## Exercise prompt:
Count every line of the material that holds the string "Contribution". Respond with the total only.

-- Start of Entries provided --

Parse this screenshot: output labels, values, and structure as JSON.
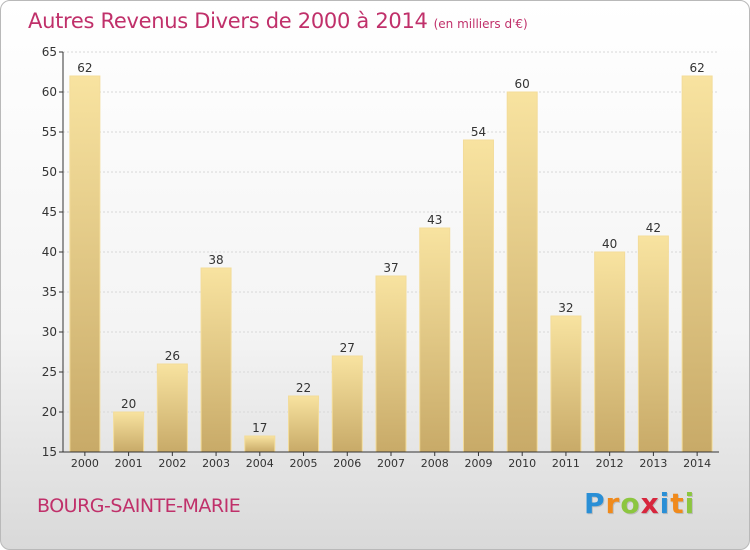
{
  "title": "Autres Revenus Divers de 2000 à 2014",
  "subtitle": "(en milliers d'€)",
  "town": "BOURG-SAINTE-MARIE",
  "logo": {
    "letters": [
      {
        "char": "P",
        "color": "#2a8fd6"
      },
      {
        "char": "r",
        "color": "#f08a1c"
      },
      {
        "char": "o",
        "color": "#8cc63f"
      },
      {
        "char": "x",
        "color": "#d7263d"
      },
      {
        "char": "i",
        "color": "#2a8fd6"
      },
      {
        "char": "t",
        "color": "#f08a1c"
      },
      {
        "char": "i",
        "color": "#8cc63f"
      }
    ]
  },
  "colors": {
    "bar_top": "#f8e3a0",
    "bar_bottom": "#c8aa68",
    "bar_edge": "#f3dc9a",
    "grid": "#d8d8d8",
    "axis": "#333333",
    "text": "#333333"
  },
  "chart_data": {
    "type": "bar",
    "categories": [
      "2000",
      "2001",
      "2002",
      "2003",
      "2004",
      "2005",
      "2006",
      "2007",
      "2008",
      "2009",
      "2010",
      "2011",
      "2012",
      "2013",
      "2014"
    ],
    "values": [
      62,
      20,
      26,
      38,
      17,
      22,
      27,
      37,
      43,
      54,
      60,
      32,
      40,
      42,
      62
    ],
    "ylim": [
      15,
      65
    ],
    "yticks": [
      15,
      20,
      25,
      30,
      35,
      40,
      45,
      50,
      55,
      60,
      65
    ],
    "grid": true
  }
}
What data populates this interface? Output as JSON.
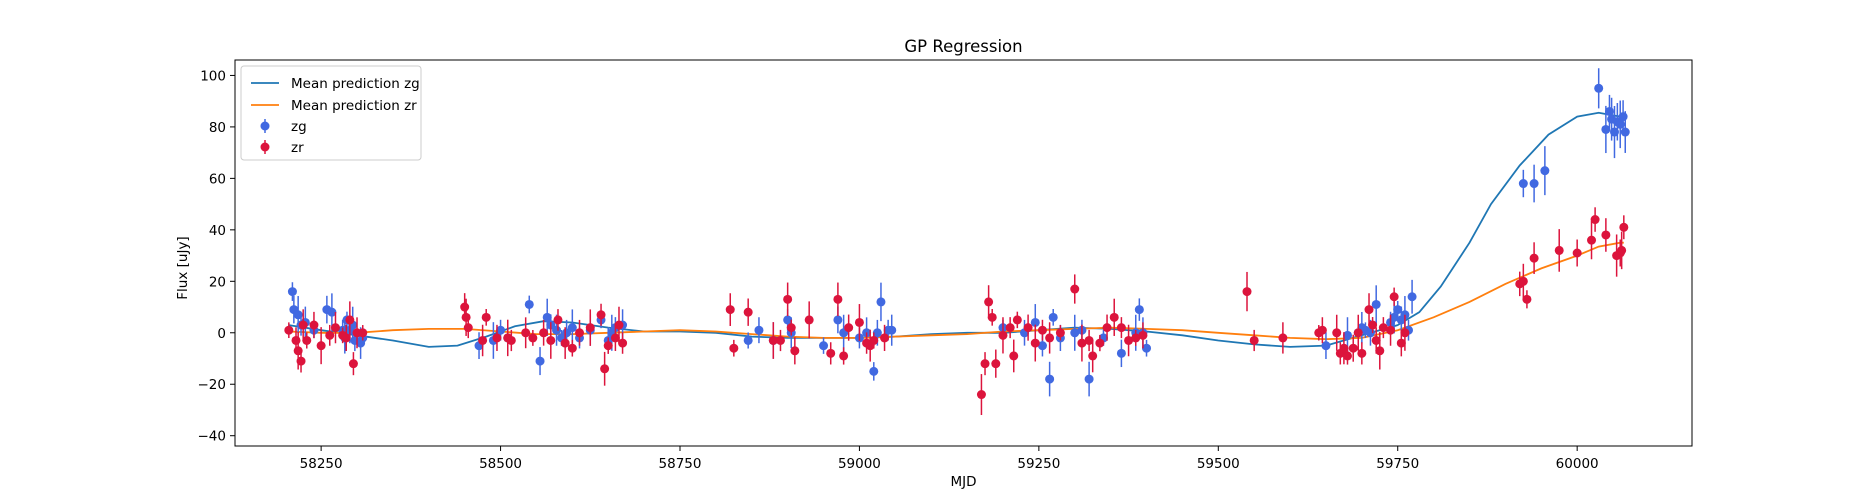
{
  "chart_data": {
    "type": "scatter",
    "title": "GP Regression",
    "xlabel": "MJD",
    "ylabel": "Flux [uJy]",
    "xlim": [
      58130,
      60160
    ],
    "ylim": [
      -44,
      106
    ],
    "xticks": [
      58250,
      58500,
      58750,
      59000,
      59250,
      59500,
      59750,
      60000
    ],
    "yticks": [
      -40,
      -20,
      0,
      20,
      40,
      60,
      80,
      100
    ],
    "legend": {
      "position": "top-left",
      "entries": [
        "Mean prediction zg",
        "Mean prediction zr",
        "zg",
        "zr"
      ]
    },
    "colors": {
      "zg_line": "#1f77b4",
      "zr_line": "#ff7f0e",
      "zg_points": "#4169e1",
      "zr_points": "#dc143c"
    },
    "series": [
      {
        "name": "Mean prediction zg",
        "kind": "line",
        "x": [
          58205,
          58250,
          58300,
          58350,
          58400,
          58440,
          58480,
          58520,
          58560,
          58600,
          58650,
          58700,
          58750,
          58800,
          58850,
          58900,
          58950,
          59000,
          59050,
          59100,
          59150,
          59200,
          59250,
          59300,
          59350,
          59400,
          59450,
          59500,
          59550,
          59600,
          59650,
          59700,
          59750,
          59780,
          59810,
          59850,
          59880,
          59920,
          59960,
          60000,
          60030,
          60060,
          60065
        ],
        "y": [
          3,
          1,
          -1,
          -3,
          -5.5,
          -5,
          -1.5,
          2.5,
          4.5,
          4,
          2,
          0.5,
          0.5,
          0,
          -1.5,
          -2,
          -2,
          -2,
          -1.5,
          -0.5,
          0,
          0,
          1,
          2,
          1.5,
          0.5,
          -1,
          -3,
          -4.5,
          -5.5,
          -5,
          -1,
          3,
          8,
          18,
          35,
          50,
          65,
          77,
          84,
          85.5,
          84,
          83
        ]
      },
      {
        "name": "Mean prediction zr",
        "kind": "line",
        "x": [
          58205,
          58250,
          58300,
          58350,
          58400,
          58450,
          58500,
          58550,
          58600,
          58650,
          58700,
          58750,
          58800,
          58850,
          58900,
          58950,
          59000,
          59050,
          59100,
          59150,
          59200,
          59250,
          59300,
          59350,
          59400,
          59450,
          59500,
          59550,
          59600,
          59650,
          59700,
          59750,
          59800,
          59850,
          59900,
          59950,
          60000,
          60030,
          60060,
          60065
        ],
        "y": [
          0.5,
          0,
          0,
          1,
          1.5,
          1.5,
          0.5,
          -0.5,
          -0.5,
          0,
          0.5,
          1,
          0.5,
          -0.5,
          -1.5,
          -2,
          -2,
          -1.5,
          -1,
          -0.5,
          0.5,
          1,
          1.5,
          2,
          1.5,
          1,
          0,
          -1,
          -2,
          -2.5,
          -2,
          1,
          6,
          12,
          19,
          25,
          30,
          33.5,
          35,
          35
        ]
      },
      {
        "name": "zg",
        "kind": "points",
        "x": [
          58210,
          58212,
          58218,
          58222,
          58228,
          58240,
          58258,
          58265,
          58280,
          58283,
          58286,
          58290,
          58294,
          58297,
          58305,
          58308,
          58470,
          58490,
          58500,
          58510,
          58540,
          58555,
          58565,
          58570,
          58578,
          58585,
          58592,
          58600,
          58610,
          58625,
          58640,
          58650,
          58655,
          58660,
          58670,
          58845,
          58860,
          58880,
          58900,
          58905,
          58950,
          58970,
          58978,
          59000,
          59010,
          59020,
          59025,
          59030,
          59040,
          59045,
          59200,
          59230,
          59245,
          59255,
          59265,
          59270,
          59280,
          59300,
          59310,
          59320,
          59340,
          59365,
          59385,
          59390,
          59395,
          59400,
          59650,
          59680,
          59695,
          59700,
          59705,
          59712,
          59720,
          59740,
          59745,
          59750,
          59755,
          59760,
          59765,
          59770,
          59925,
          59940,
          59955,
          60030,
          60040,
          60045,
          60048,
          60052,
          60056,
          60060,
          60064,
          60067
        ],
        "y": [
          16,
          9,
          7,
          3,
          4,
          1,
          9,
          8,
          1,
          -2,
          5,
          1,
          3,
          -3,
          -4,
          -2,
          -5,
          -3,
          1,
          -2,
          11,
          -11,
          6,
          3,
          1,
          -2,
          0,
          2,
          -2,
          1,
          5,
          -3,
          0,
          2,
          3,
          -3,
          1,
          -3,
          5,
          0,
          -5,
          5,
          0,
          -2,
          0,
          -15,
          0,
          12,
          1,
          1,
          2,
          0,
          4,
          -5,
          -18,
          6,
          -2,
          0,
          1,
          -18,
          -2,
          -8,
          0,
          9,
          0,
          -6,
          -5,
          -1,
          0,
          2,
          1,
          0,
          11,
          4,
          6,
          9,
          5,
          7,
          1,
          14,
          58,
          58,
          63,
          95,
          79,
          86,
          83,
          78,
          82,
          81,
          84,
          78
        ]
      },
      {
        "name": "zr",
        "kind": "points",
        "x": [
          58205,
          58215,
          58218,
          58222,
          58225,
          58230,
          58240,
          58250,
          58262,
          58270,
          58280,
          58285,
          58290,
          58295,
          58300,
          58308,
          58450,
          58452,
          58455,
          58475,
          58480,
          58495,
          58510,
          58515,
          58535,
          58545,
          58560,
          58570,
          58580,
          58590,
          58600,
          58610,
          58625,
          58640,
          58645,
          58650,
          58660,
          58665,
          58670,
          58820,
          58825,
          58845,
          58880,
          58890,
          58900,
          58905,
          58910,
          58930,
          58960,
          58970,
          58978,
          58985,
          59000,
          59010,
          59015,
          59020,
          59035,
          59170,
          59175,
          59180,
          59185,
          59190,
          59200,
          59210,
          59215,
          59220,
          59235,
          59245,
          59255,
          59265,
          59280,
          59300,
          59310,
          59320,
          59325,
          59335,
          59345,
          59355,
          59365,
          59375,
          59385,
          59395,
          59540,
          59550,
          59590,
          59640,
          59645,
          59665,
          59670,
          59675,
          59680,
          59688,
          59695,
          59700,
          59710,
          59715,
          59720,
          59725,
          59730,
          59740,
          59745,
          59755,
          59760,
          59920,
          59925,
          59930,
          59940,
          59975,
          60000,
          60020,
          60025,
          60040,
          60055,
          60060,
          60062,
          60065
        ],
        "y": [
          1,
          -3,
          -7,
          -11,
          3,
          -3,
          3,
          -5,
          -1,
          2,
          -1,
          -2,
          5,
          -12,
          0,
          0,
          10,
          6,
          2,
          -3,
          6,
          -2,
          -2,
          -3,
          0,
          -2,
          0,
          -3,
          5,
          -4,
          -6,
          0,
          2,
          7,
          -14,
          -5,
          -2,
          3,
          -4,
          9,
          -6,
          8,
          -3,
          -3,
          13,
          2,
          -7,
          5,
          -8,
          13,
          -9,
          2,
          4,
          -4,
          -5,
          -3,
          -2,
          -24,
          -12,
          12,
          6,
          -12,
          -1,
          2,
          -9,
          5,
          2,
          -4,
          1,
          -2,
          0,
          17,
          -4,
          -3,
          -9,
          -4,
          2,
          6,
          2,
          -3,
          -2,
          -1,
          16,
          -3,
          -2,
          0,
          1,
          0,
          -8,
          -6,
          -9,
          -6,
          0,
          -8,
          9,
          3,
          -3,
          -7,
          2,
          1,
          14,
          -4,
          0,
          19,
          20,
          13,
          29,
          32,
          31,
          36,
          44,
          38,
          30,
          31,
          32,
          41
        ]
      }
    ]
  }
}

-- End of Entries provided --
-- Start of Entries provided --

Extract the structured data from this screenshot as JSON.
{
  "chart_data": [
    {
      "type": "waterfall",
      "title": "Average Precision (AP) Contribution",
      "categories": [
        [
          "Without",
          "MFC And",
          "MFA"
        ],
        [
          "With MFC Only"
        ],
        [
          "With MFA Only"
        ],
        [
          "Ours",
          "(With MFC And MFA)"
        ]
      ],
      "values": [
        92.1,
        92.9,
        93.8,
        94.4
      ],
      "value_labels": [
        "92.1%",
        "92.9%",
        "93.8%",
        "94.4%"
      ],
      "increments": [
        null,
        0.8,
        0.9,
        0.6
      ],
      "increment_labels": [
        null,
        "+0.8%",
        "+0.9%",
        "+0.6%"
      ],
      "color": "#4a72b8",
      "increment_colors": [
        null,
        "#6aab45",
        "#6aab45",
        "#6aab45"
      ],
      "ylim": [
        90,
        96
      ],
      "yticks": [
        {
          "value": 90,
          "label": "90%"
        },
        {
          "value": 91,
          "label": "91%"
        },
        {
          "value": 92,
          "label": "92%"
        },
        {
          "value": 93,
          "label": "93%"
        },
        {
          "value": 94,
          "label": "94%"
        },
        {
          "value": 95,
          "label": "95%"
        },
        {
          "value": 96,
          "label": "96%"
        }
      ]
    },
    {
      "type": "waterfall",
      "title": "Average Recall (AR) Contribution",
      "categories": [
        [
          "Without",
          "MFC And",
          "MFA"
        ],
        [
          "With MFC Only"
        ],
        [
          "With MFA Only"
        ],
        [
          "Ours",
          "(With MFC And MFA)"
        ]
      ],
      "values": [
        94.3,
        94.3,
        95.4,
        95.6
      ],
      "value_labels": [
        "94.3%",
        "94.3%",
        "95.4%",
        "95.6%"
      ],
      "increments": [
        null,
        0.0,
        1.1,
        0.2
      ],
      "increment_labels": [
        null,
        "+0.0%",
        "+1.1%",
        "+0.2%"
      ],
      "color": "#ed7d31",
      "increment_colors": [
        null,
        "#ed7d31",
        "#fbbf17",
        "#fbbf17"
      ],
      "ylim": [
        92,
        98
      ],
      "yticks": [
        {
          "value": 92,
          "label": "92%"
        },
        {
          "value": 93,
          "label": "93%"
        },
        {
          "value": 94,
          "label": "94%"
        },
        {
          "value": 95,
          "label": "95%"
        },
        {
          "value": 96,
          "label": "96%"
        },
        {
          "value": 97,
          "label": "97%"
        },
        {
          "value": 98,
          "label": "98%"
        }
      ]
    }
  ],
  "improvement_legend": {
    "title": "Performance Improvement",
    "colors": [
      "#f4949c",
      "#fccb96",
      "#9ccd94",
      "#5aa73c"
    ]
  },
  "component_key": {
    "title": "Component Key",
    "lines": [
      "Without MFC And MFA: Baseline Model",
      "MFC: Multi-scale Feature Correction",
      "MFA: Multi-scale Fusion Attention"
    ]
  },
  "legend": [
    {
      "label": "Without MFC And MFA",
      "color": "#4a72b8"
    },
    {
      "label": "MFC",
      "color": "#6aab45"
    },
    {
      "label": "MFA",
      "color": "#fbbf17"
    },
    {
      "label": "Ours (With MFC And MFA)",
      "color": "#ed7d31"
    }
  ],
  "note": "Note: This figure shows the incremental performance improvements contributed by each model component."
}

-- End of Entries provided --

## Output of the task:
2